[[ Data open ]]

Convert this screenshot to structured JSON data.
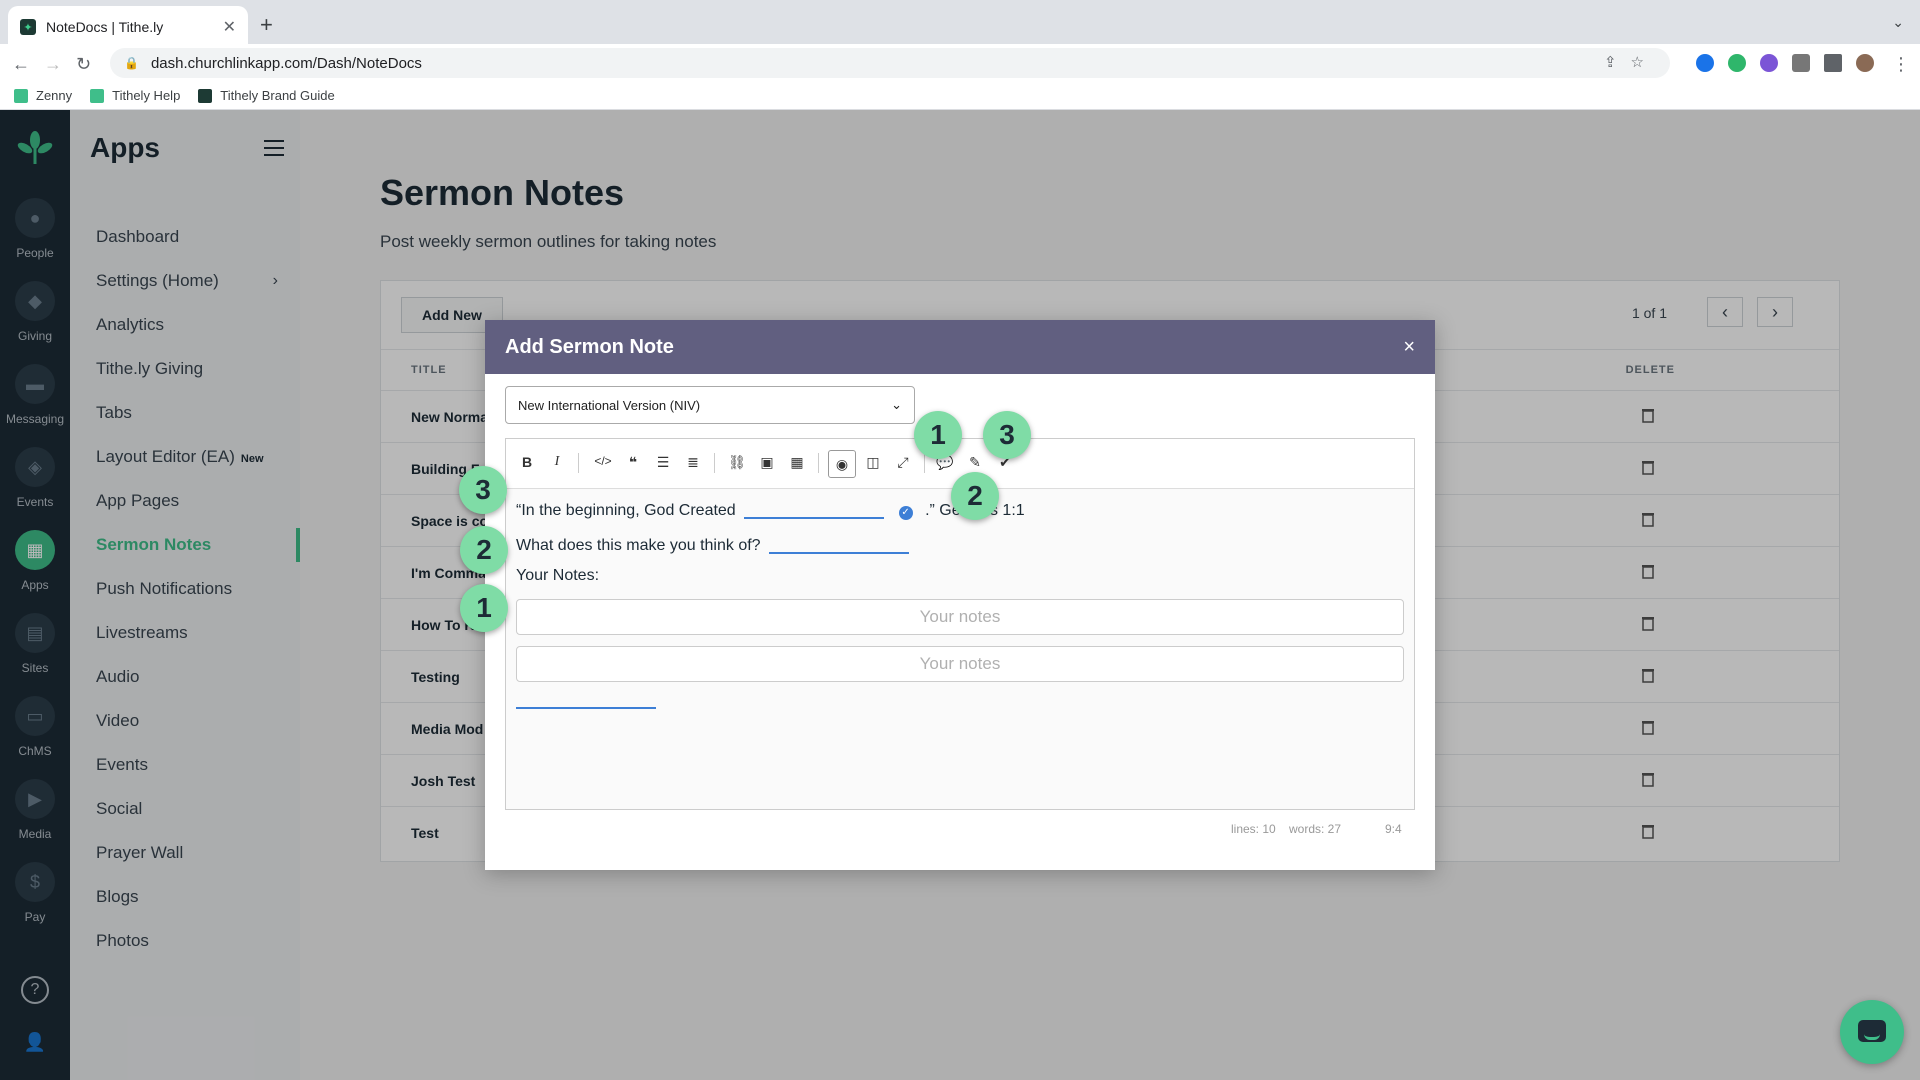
{
  "browser": {
    "tab_title": "NoteDocs | Tithe.ly",
    "url": "dash.churchlinkapp.com/Dash/NoteDocs",
    "bookmarks": [
      "Zenny",
      "Tithely Help",
      "Tithely Brand Guide"
    ]
  },
  "rail": {
    "items": [
      "People",
      "Giving",
      "Messaging",
      "Events",
      "Apps",
      "Sites",
      "ChMS",
      "Media",
      "Pay"
    ],
    "help": "?"
  },
  "appnav": {
    "title": "Apps",
    "items": [
      "Dashboard",
      "Settings (Home)",
      "Analytics",
      "Tithe.ly Giving",
      "Tabs",
      "Layout Editor (EA)",
      "App Pages",
      "Sermon Notes",
      "Push Notifications",
      "Livestreams",
      "Audio",
      "Video",
      "Events",
      "Social",
      "Prayer Wall",
      "Blogs",
      "Photos"
    ],
    "new_badge": "New"
  },
  "main": {
    "title": "Sermon Notes",
    "subtitle": "Post weekly sermon outlines for taking notes",
    "add_new": "Add New",
    "pager": "1 of 1",
    "col_title": "TITLE",
    "col_delete": "DELETE",
    "rows": [
      "New Norma",
      "Building F",
      "Space is co",
      "I'm Comma",
      "How To K",
      "Testing",
      "Media Mod",
      "Josh Test",
      "Test"
    ]
  },
  "modal": {
    "title": "Add Sermon Note",
    "close": "×",
    "version": "New International Version (NIV)",
    "line1_pre": "“In the beginning, God Created",
    "line1_post": ".” Genesis 1:1",
    "line2": "What does this make you think of?",
    "line3": "Your Notes:",
    "notes_placeholder": "Your notes",
    "lines": "lines: 10",
    "words": "words: 27",
    "cursor": "9:4"
  },
  "markers": [
    "1",
    "2",
    "3",
    "1",
    "2",
    "3"
  ],
  "colors": {
    "accent": "#3fbe8a",
    "modal_header": "#615f80",
    "rail": "#1d2b36",
    "marker": "#7fdca6"
  }
}
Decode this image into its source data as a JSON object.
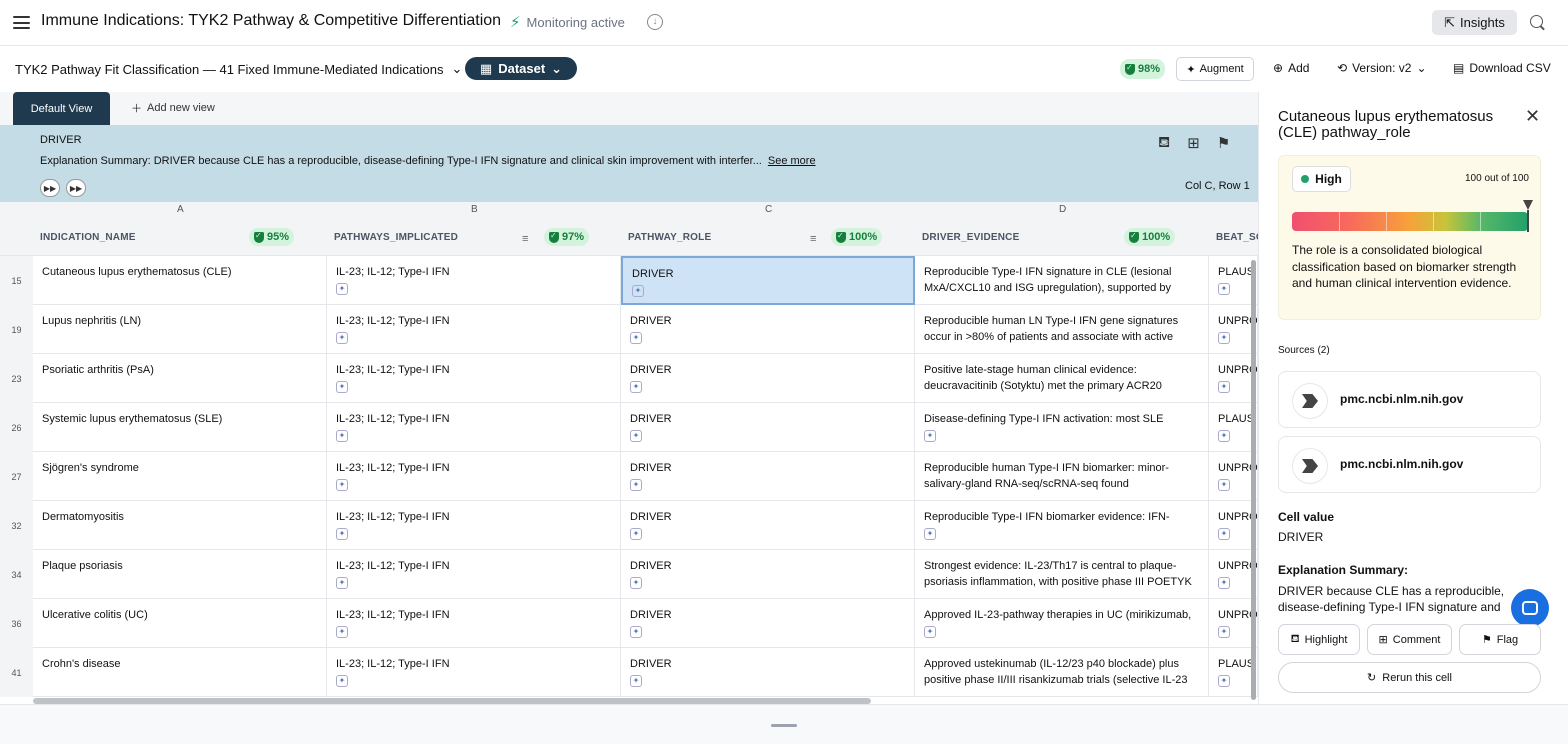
{
  "header": {
    "title": "Immune Indications: TYK2 Pathway & Competitive Differentiation",
    "monitoring": "Monitoring active",
    "insights_label": "Insights"
  },
  "toolbar": {
    "dataset_title": "TYK2 Pathway Fit Classification — 41 Fixed Immune-Mediated Indications",
    "dataset_button": "Dataset",
    "quality_pct": "98%",
    "augment": "Augment",
    "add": "Add",
    "version": "Version: v2",
    "download": "Download CSV"
  },
  "tabs": {
    "default": "Default View",
    "add_new": "Add new view"
  },
  "banner": {
    "label": "DRIVER",
    "summary": "Explanation Summary: DRIVER because CLE has a reproducible, disease-defining Type-I IFN signature and clinical skin improvement with interfer...",
    "see_more": "See more",
    "position": "Col C, Row 1"
  },
  "grid": {
    "letters": [
      "A",
      "B",
      "C",
      "D"
    ],
    "columns": [
      {
        "name": "INDICATION_NAME",
        "pct": "95%"
      },
      {
        "name": "PATHWAYS_IMPLICATED",
        "pct": "97%"
      },
      {
        "name": "PATHWAY_ROLE",
        "pct": "100%"
      },
      {
        "name": "DRIVER_EVIDENCE",
        "pct": "100%"
      },
      {
        "name": "BEAT_SO"
      }
    ],
    "rows": [
      {
        "n": "15",
        "a": "Cutaneous lupus erythematosus (CLE)",
        "b": "IL-23; IL-12; Type-I IFN",
        "c": "DRIVER",
        "d": "Reproducible Type-I IFN signature in CLE (lesional MxA/CXCL10 and ISG upregulation), supported by",
        "e": "PLAUS"
      },
      {
        "n": "19",
        "a": "Lupus nephritis (LN)",
        "b": "IL-23; IL-12; Type-I IFN",
        "c": "DRIVER",
        "d": "Reproducible human LN Type-I IFN gene signatures occur in >80% of patients and associate with active",
        "e": "UNPRO"
      },
      {
        "n": "23",
        "a": "Psoriatic arthritis (PsA)",
        "b": "IL-23; IL-12; Type-I IFN",
        "c": "DRIVER",
        "d": "Positive late-stage human clinical evidence: deucravacitinib (Sotyktu) met the primary ACR20",
        "e": "UNPRO"
      },
      {
        "n": "26",
        "a": "Systemic lupus erythematosus (SLE)",
        "b": "IL-23; IL-12; Type-I IFN",
        "c": "DRIVER",
        "d": "Disease-defining Type-I IFN activation: most SLE",
        "e": "PLAUS"
      },
      {
        "n": "27",
        "a": "Sjögren's syndrome",
        "b": "IL-23; IL-12; Type-I IFN",
        "c": "DRIVER",
        "d": "Reproducible human Type-I IFN biomarker: minor-salivary-gland RNA-seq/scRNA-seq found",
        "e": "UNPRO"
      },
      {
        "n": "32",
        "a": "Dermatomyositis",
        "b": "IL-23; IL-12; Type-I IFN",
        "c": "DRIVER",
        "d": "Reproducible Type-I IFN biomarker evidence: IFN-",
        "e": "UNPRO"
      },
      {
        "n": "34",
        "a": "Plaque psoriasis",
        "b": "IL-23; IL-12; Type-I IFN",
        "c": "DRIVER",
        "d": "Strongest evidence: IL-23/Th17 is central to plaque-psoriasis inflammation, with positive phase III POETYK",
        "e": "UNPRO"
      },
      {
        "n": "36",
        "a": "Ulcerative colitis (UC)",
        "b": "IL-23; IL-12; Type-I IFN",
        "c": "DRIVER",
        "d": "Approved IL-23-pathway therapies in UC (mirikizumab,",
        "e": "UNPRO"
      },
      {
        "n": "41",
        "a": "Crohn's disease",
        "b": "IL-23; IL-12; Type-I IFN",
        "c": "DRIVER",
        "d": "Approved ustekinumab (IL-12/23 p40 blockade) plus positive phase II/III risankizumab trials (selective IL-23",
        "e": "PLAUS"
      }
    ]
  },
  "panel": {
    "title": "Cutaneous lupus erythematosus (CLE) pathway_role",
    "confidence": "High",
    "score_text": "100 out of 100",
    "score_fraction": 1.0,
    "description": "The role is a consolidated biological classification based on biomarker strength and human clinical intervention evidence.",
    "sources_label": "Sources (2)",
    "sources": [
      "pmc.ncbi.nlm.nih.gov",
      "pmc.ncbi.nlm.nih.gov"
    ],
    "cell_value_label": "Cell value",
    "cell_value": "DRIVER",
    "explanation_label": "Explanation Summary:",
    "explanation": "DRIVER because CLE has a reproducible, disease-defining Type-I IFN signature and clinical skin improvement with interferon-targeted therapy.",
    "highlight": "Highlight",
    "comment": "Comment",
    "flag": "Flag",
    "rerun": "Rerun this cell"
  },
  "colors": {
    "accent_dark": "#1f3a4f",
    "banner_bg": "#c4dce6",
    "success": "#15803d",
    "selected_cell": "#cfe3f7"
  }
}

[[ Data closed ]]

## Description of the task
Drop the images and transcribe the entries above exactly.

## Answer box
Convert this screenshot to structured JSON data.
{
  "browser": {
    "tab_title": "NoteDocs | Tithe.ly",
    "url": "dash.churchlinkapp.com/Dash/NoteDocs",
    "bookmarks": [
      "Zenny",
      "Tithely Help",
      "Tithely Brand Guide"
    ]
  },
  "rail": {
    "items": [
      "People",
      "Giving",
      "Messaging",
      "Events",
      "Apps",
      "Sites",
      "ChMS",
      "Media",
      "Pay"
    ],
    "help": "?"
  },
  "appnav": {
    "title": "Apps",
    "items": [
      "Dashboard",
      "Settings (Home)",
      "Analytics",
      "Tithe.ly Giving",
      "Tabs",
      "Layout Editor (EA)",
      "App Pages",
      "Sermon Notes",
      "Push Notifications",
      "Livestreams",
      "Audio",
      "Video",
      "Events",
      "Social",
      "Prayer Wall",
      "Blogs",
      "Photos"
    ],
    "new_badge": "New"
  },
  "main": {
    "title": "Sermon Notes",
    "subtitle": "Post weekly sermon outlines for taking notes",
    "add_new": "Add New",
    "pager": "1 of 1",
    "col_title": "TITLE",
    "col_delete": "DELETE",
    "rows": [
      "New Norma",
      "Building F",
      "Space is co",
      "I'm Comma",
      "How To K",
      "Testing",
      "Media Mod",
      "Josh Test",
      "Test"
    ]
  },
  "modal": {
    "title": "Add Sermon Note",
    "close": "×",
    "version": "New International Version (NIV)",
    "line1_pre": "“In the beginning, God Created",
    "line1_post": ".” Genesis 1:1",
    "line2": "What does this make you think of?",
    "line3": "Your Notes:",
    "notes_placeholder": "Your notes",
    "lines": "lines: 10",
    "words": "words: 27",
    "cursor": "9:4"
  },
  "markers": [
    "1",
    "2",
    "3",
    "1",
    "2",
    "3"
  ],
  "colors": {
    "accent": "#3fbe8a",
    "modal_header": "#615f80",
    "rail": "#1d2b36",
    "marker": "#7fdca6"
  }
}
Decode this image into its source data as a JSON object.
{
  "header": {
    "title": "Immune Indications: TYK2 Pathway & Competitive Differentiation",
    "monitoring": "Monitoring active",
    "insights_label": "Insights"
  },
  "toolbar": {
    "dataset_title": "TYK2 Pathway Fit Classification — 41 Fixed Immune-Mediated Indications",
    "dataset_button": "Dataset",
    "quality_pct": "98%",
    "augment": "Augment",
    "add": "Add",
    "version": "Version: v2",
    "download": "Download CSV"
  },
  "tabs": {
    "default": "Default View",
    "add_new": "Add new view"
  },
  "banner": {
    "label": "DRIVER",
    "summary": "Explanation Summary: DRIVER because CLE has a reproducible, disease-defining Type-I IFN signature and clinical skin improvement with interfer...",
    "see_more": "See more",
    "position": "Col C, Row 1"
  },
  "grid": {
    "letters": [
      "A",
      "B",
      "C",
      "D"
    ],
    "columns": [
      {
        "name": "INDICATION_NAME",
        "pct": "95%"
      },
      {
        "name": "PATHWAYS_IMPLICATED",
        "pct": "97%"
      },
      {
        "name": "PATHWAY_ROLE",
        "pct": "100%"
      },
      {
        "name": "DRIVER_EVIDENCE",
        "pct": "100%"
      },
      {
        "name": "BEAT_SO"
      }
    ],
    "rows": [
      {
        "n": "15",
        "a": "Cutaneous lupus erythematosus (CLE)",
        "b": "IL-23; IL-12; Type-I IFN",
        "c": "DRIVER",
        "d": "Reproducible Type-I IFN signature in CLE (lesional MxA/CXCL10 and ISG upregulation), supported by",
        "e": "PLAUS"
      },
      {
        "n": "19",
        "a": "Lupus nephritis (LN)",
        "b": "IL-23; IL-12; Type-I IFN",
        "c": "DRIVER",
        "d": "Reproducible human LN Type-I IFN gene signatures occur in >80% of patients and associate with active",
        "e": "UNPRO"
      },
      {
        "n": "23",
        "a": "Psoriatic arthritis (PsA)",
        "b": "IL-23; IL-12; Type-I IFN",
        "c": "DRIVER",
        "d": "Positive late-stage human clinical evidence: deucravacitinib (Sotyktu) met the primary ACR20",
        "e": "UNPRO"
      },
      {
        "n": "26",
        "a": "Systemic lupus erythematosus (SLE)",
        "b": "IL-23; IL-12; Type-I IFN",
        "c": "DRIVER",
        "d": "Disease-defining Type-I IFN activation: most SLE",
        "e": "PLAUS"
      },
      {
        "n": "27",
        "a": "Sjögren's syndrome",
        "b": "IL-23; IL-12; Type-I IFN",
        "c": "DRIVER",
        "d": "Reproducible human Type-I IFN biomarker: minor-salivary-gland RNA-seq/scRNA-seq found",
        "e": "UNPRO"
      },
      {
        "n": "32",
        "a": "Dermatomyositis",
        "b": "IL-23; IL-12; Type-I IFN",
        "c": "DRIVER",
        "d": "Reproducible Type-I IFN biomarker evidence: IFN-",
        "e": "UNPRO"
      },
      {
        "n": "34",
        "a": "Plaque psoriasis",
        "b": "IL-23; IL-12; Type-I IFN",
        "c": "DRIVER",
        "d": "Strongest evidence: IL-23/Th17 is central to plaque-psoriasis inflammation, with positive phase III POETYK",
        "e": "UNPRO"
      },
      {
        "n": "36",
        "a": "Ulcerative colitis (UC)",
        "b": "IL-23; IL-12; Type-I IFN",
        "c": "DRIVER",
        "d": "Approved IL-23-pathway therapies in UC (mirikizumab,",
        "e": "UNPRO"
      },
      {
        "n": "41",
        "a": "Crohn's disease",
        "b": "IL-23; IL-12; Type-I IFN",
        "c": "DRIVER",
        "d": "Approved ustekinumab (IL-12/23 p40 blockade) plus positive phase II/III risankizumab trials (selective IL-23",
        "e": "PLAUS"
      }
    ]
  },
  "panel": {
    "title": "Cutaneous lupus erythematosus (CLE) pathway_role",
    "confidence": "High",
    "score_text": "100 out of 100",
    "score_fraction": 1.0,
    "description": "The role is a consolidated biological classification based on biomarker strength and human clinical intervention evidence.",
    "sources_label": "Sources (2)",
    "sources": [
      "pmc.ncbi.nlm.nih.gov",
      "pmc.ncbi.nlm.nih.gov"
    ],
    "cell_value_label": "Cell value",
    "cell_value": "DRIVER",
    "explanation_label": "Explanation Summary:",
    "explanation": "DRIVER because CLE has a reproducible, disease-defining Type-I IFN signature and clinical skin improvement with interferon-targeted therapy.",
    "highlight": "Highlight",
    "comment": "Comment",
    "flag": "Flag",
    "rerun": "Rerun this cell"
  },
  "colors": {
    "accent_dark": "#1f3a4f",
    "banner_bg": "#c4dce6",
    "success": "#15803d",
    "selected_cell": "#cfe3f7"
  }
}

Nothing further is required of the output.